WRITTEN REQUEST – Repeat the material exactly, leaving nothing out.
- - -
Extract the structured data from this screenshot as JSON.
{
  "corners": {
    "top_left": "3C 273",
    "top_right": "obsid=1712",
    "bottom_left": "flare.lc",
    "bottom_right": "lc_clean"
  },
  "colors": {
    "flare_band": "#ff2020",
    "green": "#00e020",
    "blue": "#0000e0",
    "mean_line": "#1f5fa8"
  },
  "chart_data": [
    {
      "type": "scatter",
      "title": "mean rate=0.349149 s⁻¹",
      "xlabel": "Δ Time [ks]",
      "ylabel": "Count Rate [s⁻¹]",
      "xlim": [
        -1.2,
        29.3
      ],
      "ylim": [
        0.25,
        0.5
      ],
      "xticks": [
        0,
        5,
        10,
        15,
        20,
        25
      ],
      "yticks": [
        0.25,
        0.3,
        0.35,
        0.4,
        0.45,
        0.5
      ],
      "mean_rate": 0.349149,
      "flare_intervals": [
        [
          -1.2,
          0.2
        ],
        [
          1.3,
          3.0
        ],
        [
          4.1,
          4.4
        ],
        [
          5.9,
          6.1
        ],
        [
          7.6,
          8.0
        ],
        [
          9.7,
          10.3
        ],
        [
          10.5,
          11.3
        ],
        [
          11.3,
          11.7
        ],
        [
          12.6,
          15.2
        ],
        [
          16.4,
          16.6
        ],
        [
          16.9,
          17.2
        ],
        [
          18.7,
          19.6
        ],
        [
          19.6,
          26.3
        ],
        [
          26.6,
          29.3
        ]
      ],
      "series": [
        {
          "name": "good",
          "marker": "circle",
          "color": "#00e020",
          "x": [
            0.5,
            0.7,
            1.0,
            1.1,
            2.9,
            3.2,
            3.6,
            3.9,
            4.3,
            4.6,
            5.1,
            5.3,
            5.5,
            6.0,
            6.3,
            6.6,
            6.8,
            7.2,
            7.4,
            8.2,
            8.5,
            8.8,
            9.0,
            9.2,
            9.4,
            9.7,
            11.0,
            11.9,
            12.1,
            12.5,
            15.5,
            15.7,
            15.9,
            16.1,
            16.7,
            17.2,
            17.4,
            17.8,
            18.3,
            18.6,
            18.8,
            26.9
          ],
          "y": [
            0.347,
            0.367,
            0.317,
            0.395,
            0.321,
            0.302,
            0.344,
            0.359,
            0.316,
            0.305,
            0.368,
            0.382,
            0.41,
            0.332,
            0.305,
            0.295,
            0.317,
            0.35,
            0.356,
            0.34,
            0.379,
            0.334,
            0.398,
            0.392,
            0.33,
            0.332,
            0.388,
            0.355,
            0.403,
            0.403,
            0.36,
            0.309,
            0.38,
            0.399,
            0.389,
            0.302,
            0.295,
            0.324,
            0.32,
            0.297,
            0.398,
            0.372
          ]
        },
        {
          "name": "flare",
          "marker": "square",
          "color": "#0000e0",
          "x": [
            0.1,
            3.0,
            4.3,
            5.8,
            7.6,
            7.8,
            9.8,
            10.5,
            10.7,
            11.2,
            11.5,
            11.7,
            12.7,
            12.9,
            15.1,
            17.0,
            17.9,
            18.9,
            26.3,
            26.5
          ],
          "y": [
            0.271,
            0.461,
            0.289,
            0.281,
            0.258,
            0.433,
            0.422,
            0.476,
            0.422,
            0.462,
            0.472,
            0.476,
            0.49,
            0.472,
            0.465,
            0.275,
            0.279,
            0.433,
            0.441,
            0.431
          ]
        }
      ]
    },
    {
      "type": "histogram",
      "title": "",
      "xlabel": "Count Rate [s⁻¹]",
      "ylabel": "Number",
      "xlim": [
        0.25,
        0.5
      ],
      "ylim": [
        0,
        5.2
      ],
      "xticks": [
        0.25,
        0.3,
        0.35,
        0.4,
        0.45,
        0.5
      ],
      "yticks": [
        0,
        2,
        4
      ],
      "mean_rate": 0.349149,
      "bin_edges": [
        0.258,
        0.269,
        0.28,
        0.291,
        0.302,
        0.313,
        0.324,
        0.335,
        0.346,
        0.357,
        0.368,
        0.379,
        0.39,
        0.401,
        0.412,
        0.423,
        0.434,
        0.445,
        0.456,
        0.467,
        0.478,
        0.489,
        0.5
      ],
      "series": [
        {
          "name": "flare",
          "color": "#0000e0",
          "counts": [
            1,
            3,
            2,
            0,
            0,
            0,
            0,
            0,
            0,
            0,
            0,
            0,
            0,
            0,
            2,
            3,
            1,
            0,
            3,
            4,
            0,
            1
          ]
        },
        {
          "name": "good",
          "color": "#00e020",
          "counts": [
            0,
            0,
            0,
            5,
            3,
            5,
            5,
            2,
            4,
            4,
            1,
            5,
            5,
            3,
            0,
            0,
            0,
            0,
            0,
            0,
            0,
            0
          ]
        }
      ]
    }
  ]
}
- - -
RESULT –
Extract the structured data from this screenshot as JSON.
{
  "corners": {
    "top_left": "3C 273",
    "top_right": "obsid=1712",
    "bottom_left": "flare.lc",
    "bottom_right": "lc_clean"
  },
  "colors": {
    "flare_band": "#ff2020",
    "green": "#00e020",
    "blue": "#0000e0",
    "mean_line": "#1f5fa8"
  },
  "chart_data": [
    {
      "type": "scatter",
      "title": "mean rate=0.349149 s⁻¹",
      "xlabel": "Δ Time [ks]",
      "ylabel": "Count Rate [s⁻¹]",
      "xlim": [
        -1.2,
        29.3
      ],
      "ylim": [
        0.25,
        0.5
      ],
      "xticks": [
        0,
        5,
        10,
        15,
        20,
        25
      ],
      "yticks": [
        0.25,
        0.3,
        0.35,
        0.4,
        0.45,
        0.5
      ],
      "mean_rate": 0.349149,
      "flare_intervals": [
        [
          -1.2,
          0.2
        ],
        [
          1.3,
          3.0
        ],
        [
          4.1,
          4.4
        ],
        [
          5.9,
          6.1
        ],
        [
          7.6,
          8.0
        ],
        [
          9.7,
          10.3
        ],
        [
          10.5,
          11.3
        ],
        [
          11.3,
          11.7
        ],
        [
          12.6,
          15.2
        ],
        [
          16.4,
          16.6
        ],
        [
          16.9,
          17.2
        ],
        [
          18.7,
          19.6
        ],
        [
          19.6,
          26.3
        ],
        [
          26.6,
          29.3
        ]
      ],
      "series": [
        {
          "name": "good",
          "marker": "circle",
          "color": "#00e020",
          "x": [
            0.5,
            0.7,
            1.0,
            1.1,
            2.9,
            3.2,
            3.6,
            3.9,
            4.3,
            4.6,
            5.1,
            5.3,
            5.5,
            6.0,
            6.3,
            6.6,
            6.8,
            7.2,
            7.4,
            8.2,
            8.5,
            8.8,
            9.0,
            9.2,
            9.4,
            9.7,
            11.0,
            11.9,
            12.1,
            12.5,
            15.5,
            15.7,
            15.9,
            16.1,
            16.7,
            17.2,
            17.4,
            17.8,
            18.3,
            18.6,
            18.8,
            26.9
          ],
          "y": [
            0.347,
            0.367,
            0.317,
            0.395,
            0.321,
            0.302,
            0.344,
            0.359,
            0.316,
            0.305,
            0.368,
            0.382,
            0.41,
            0.332,
            0.305,
            0.295,
            0.317,
            0.35,
            0.356,
            0.34,
            0.379,
            0.334,
            0.398,
            0.392,
            0.33,
            0.332,
            0.388,
            0.355,
            0.403,
            0.403,
            0.36,
            0.309,
            0.38,
            0.399,
            0.389,
            0.302,
            0.295,
            0.324,
            0.32,
            0.297,
            0.398,
            0.372
          ]
        },
        {
          "name": "flare",
          "marker": "square",
          "color": "#0000e0",
          "x": [
            0.1,
            3.0,
            4.3,
            5.8,
            7.6,
            7.8,
            9.8,
            10.5,
            10.7,
            11.2,
            11.5,
            11.7,
            12.7,
            12.9,
            15.1,
            17.0,
            17.9,
            18.9,
            26.3,
            26.5
          ],
          "y": [
            0.271,
            0.461,
            0.289,
            0.281,
            0.258,
            0.433,
            0.422,
            0.476,
            0.422,
            0.462,
            0.472,
            0.476,
            0.49,
            0.472,
            0.465,
            0.275,
            0.279,
            0.433,
            0.441,
            0.431
          ]
        }
      ]
    },
    {
      "type": "histogram",
      "title": "",
      "xlabel": "Count Rate [s⁻¹]",
      "ylabel": "Number",
      "xlim": [
        0.25,
        0.5
      ],
      "ylim": [
        0,
        5.2
      ],
      "xticks": [
        0.25,
        0.3,
        0.35,
        0.4,
        0.45,
        0.5
      ],
      "yticks": [
        0,
        2,
        4
      ],
      "mean_rate": 0.349149,
      "bin_edges": [
        0.258,
        0.269,
        0.28,
        0.291,
        0.302,
        0.313,
        0.324,
        0.335,
        0.346,
        0.357,
        0.368,
        0.379,
        0.39,
        0.401,
        0.412,
        0.423,
        0.434,
        0.445,
        0.456,
        0.467,
        0.478,
        0.489,
        0.5
      ],
      "series": [
        {
          "name": "flare",
          "color": "#0000e0",
          "counts": [
            1,
            3,
            2,
            0,
            0,
            0,
            0,
            0,
            0,
            0,
            0,
            0,
            0,
            0,
            2,
            3,
            1,
            0,
            3,
            4,
            0,
            1
          ]
        },
        {
          "name": "good",
          "color": "#00e020",
          "counts": [
            0,
            0,
            0,
            5,
            3,
            5,
            5,
            2,
            4,
            4,
            1,
            5,
            5,
            3,
            0,
            0,
            0,
            0,
            0,
            0,
            0,
            0
          ]
        }
      ]
    }
  ]
}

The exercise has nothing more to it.